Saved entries

::::::

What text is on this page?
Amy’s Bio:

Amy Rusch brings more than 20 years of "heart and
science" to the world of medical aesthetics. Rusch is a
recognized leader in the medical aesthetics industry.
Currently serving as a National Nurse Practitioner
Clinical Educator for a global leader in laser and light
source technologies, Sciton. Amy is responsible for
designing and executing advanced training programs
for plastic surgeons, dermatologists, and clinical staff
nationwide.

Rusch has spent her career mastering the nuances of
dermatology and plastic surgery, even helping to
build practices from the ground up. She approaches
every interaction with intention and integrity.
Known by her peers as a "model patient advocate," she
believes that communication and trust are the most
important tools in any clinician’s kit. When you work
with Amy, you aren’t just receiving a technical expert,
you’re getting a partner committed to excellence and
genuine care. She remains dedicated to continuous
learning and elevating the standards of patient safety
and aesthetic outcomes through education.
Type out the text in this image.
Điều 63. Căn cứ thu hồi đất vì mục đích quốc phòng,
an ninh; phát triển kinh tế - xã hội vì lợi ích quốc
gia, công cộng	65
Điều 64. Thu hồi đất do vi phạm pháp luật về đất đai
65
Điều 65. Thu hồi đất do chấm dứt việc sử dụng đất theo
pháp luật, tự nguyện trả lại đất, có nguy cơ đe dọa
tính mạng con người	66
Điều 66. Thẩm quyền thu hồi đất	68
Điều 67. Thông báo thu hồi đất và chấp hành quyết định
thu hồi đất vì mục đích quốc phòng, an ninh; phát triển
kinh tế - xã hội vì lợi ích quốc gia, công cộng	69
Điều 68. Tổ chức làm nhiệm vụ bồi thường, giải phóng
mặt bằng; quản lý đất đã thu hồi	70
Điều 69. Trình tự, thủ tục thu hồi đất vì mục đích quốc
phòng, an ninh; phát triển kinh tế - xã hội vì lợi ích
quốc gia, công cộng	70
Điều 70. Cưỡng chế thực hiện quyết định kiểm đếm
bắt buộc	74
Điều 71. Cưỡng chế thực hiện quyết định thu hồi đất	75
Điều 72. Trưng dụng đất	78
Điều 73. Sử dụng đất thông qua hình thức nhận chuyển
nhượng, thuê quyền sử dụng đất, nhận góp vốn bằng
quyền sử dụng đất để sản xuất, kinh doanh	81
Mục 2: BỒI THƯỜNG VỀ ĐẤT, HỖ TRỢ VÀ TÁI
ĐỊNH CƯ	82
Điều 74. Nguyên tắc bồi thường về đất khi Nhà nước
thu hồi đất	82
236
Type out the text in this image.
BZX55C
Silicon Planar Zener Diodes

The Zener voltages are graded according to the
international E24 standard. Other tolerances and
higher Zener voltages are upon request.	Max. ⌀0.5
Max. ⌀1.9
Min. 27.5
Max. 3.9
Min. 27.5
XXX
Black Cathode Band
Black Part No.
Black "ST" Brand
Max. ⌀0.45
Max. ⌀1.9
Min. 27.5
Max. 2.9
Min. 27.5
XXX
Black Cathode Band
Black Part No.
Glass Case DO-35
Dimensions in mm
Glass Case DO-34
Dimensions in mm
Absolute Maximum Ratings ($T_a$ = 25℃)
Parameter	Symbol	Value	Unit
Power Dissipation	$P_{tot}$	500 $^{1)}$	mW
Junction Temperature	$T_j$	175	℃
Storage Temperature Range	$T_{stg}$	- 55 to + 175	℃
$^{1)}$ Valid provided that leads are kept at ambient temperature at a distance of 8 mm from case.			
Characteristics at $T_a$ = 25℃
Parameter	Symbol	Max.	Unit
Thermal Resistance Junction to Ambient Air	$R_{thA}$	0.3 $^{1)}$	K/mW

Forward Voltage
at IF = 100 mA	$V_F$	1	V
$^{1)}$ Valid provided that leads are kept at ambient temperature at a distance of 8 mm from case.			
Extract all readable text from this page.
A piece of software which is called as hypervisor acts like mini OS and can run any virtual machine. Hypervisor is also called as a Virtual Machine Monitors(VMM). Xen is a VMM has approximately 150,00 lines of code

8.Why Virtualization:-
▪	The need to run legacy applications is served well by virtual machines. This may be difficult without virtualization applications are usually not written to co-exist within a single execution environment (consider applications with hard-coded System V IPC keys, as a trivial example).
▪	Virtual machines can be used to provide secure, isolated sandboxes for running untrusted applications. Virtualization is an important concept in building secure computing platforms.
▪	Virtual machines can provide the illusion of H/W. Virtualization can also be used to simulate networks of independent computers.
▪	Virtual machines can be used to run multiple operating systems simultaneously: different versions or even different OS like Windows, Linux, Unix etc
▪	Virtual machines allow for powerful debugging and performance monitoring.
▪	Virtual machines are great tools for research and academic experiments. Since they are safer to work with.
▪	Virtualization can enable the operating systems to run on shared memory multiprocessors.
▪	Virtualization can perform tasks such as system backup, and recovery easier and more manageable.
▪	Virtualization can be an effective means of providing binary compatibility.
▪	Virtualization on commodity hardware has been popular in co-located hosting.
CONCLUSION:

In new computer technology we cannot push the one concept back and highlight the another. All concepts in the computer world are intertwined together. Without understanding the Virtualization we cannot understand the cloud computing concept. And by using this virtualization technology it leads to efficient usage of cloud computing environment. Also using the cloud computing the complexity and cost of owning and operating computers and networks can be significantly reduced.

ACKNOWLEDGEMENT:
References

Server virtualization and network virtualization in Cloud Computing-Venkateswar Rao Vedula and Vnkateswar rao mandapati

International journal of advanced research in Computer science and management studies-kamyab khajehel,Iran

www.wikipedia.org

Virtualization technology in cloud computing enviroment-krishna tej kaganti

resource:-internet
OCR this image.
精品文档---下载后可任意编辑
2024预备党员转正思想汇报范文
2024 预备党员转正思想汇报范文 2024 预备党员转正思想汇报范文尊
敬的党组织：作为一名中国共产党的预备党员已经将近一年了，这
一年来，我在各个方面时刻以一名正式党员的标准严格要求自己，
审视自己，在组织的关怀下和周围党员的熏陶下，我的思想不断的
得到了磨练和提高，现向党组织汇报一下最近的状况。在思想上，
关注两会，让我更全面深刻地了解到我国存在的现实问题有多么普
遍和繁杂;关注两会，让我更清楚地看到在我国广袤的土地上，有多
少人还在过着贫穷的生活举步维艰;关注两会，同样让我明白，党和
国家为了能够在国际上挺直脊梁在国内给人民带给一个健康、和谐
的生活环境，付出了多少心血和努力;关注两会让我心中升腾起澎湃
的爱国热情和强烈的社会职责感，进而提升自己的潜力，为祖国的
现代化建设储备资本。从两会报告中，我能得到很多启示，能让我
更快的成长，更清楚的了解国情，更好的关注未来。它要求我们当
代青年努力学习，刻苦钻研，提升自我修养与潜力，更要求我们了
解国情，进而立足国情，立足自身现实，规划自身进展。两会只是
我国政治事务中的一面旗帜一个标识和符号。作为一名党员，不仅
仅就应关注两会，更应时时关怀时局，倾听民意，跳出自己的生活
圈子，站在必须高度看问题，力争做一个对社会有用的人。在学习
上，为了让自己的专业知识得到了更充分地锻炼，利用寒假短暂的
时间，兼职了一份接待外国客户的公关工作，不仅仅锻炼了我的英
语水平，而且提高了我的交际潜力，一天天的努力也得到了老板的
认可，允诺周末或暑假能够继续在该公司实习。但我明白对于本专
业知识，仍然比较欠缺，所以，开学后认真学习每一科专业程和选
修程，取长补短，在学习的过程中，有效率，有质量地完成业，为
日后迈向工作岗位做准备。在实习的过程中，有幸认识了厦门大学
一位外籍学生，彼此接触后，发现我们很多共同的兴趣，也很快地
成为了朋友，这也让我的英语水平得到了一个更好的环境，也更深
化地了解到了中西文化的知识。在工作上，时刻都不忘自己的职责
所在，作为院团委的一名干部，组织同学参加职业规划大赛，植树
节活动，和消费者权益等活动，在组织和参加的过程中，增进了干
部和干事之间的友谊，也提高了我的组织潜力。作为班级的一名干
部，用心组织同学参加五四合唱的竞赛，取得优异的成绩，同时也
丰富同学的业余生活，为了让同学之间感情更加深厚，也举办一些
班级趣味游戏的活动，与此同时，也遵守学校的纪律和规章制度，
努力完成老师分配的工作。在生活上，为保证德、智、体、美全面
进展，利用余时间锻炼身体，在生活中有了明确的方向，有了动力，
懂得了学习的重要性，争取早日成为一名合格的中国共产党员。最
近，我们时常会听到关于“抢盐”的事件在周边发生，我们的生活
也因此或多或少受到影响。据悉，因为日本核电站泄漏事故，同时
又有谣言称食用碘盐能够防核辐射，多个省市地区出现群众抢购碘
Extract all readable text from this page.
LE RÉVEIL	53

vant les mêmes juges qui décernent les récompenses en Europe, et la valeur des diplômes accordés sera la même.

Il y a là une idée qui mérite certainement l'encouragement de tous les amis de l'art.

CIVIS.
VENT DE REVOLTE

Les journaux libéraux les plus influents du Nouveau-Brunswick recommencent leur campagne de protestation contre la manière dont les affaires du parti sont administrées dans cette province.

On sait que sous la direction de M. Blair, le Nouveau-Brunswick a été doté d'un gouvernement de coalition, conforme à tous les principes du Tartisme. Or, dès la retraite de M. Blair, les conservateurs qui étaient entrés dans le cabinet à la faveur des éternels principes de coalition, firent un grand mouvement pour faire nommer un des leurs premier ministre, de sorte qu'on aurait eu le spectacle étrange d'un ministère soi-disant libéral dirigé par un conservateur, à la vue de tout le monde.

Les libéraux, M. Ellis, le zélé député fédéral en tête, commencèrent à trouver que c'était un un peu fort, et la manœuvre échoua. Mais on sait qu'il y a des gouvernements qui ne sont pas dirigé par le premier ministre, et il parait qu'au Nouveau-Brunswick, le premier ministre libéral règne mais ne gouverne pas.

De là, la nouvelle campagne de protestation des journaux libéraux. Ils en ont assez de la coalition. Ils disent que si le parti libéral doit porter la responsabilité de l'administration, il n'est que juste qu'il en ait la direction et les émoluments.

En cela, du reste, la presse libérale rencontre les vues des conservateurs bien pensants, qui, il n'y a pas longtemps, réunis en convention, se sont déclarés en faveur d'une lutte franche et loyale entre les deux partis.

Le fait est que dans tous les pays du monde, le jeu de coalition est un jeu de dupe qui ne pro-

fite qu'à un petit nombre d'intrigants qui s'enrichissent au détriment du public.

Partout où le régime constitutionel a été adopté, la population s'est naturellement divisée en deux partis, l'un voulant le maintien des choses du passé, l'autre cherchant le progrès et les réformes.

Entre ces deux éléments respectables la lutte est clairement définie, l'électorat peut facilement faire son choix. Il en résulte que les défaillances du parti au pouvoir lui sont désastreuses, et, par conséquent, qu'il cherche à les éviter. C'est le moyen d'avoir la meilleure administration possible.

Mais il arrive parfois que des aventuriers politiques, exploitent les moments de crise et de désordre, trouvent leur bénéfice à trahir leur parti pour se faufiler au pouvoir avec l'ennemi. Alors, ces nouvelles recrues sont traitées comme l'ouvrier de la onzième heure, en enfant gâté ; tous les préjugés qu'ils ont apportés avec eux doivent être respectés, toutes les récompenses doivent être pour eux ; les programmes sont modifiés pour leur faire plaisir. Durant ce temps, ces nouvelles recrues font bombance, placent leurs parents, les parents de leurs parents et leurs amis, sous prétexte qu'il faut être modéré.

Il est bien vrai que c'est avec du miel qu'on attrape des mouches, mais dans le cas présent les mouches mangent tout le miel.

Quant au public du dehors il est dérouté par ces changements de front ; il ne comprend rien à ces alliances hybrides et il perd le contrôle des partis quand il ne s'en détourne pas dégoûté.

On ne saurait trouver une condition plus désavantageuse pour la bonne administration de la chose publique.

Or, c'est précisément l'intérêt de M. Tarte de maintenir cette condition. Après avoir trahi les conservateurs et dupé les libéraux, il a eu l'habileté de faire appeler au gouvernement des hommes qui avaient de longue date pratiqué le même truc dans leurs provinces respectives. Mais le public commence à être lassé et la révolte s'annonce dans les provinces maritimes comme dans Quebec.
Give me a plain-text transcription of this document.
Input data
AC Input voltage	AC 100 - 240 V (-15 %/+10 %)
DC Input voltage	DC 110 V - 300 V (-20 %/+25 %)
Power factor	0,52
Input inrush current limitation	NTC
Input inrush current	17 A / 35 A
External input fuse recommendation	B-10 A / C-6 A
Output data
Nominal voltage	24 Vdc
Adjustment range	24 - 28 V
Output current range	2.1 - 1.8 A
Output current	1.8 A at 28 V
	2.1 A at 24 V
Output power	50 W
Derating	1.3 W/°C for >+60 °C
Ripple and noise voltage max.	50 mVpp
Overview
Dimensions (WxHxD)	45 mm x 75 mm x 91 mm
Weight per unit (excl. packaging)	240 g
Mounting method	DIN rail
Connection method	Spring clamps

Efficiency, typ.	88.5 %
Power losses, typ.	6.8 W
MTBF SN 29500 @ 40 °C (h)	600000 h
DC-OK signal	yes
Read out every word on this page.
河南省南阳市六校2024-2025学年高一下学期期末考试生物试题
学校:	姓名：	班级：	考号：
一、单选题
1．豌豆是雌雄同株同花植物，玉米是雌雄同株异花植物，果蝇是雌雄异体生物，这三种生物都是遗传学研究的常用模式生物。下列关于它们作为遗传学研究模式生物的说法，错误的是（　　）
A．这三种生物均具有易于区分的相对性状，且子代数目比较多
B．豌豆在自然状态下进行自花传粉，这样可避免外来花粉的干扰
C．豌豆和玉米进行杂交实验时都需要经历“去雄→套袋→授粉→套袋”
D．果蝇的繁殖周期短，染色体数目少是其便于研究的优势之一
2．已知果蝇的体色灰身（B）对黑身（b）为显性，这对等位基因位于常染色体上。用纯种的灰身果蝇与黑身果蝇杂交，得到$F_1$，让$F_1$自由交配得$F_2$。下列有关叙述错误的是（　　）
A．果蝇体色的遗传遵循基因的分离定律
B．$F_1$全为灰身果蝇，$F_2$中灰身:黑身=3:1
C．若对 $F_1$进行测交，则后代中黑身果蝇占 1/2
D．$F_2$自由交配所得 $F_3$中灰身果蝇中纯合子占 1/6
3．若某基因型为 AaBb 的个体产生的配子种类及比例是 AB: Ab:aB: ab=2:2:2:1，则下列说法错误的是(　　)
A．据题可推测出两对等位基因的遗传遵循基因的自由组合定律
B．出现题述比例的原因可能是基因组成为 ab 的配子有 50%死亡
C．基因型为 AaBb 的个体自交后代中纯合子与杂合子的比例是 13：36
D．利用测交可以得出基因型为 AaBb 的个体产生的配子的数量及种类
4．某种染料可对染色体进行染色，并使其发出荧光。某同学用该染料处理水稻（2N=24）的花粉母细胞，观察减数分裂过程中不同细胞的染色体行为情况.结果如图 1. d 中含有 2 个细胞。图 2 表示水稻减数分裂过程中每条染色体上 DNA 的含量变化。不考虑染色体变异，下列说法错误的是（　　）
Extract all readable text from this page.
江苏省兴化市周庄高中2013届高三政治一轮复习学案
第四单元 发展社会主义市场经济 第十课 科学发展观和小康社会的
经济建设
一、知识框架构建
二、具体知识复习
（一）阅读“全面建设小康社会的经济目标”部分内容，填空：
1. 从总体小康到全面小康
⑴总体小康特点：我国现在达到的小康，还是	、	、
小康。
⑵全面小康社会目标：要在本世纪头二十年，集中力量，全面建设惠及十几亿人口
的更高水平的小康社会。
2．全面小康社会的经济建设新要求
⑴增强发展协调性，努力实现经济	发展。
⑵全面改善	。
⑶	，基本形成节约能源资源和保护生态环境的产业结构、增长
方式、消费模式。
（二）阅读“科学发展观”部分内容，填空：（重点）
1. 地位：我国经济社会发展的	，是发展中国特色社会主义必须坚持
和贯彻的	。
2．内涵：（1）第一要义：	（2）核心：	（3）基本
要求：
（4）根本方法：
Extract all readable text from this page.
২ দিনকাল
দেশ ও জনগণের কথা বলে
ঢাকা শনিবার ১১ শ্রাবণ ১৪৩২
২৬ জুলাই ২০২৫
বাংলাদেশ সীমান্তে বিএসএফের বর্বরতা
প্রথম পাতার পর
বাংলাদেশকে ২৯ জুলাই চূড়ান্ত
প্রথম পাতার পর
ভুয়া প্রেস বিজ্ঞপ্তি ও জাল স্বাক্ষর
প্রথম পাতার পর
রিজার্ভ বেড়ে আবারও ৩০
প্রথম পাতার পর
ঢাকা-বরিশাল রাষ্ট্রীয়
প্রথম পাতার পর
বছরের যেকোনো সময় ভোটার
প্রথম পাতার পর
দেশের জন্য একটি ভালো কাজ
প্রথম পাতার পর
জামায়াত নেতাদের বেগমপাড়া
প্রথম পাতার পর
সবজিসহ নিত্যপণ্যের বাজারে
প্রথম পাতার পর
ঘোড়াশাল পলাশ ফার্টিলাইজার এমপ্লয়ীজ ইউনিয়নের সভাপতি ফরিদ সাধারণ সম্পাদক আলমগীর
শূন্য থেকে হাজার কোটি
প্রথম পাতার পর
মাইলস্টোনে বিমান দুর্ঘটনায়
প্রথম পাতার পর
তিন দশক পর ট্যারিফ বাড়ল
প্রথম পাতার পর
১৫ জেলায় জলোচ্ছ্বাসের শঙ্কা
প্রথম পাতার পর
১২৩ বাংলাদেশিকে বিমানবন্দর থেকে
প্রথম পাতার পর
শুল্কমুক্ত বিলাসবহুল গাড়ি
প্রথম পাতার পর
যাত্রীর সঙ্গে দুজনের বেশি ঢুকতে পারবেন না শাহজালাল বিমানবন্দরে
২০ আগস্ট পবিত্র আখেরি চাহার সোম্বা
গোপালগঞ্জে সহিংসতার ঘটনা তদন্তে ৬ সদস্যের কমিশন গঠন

::::::

(TASK OBJECTIVE) Which lines contain "protestation"? Copy each of them.

(REPLY)
Les journaux libéraux les plus influents du Nouveau-Brunswick recommencent leur campagne de protestation contre la manière dont les affaires du parti sont administrées dans cette province.
De là, la nouvelle campagne de protestation des journaux libéraux. Ils en ont assez de la coalition. Ils disent que si le parti libéral doit porter la responsabilité de l'administration, il n'est que juste qu'il en ait la direction et les émoluments.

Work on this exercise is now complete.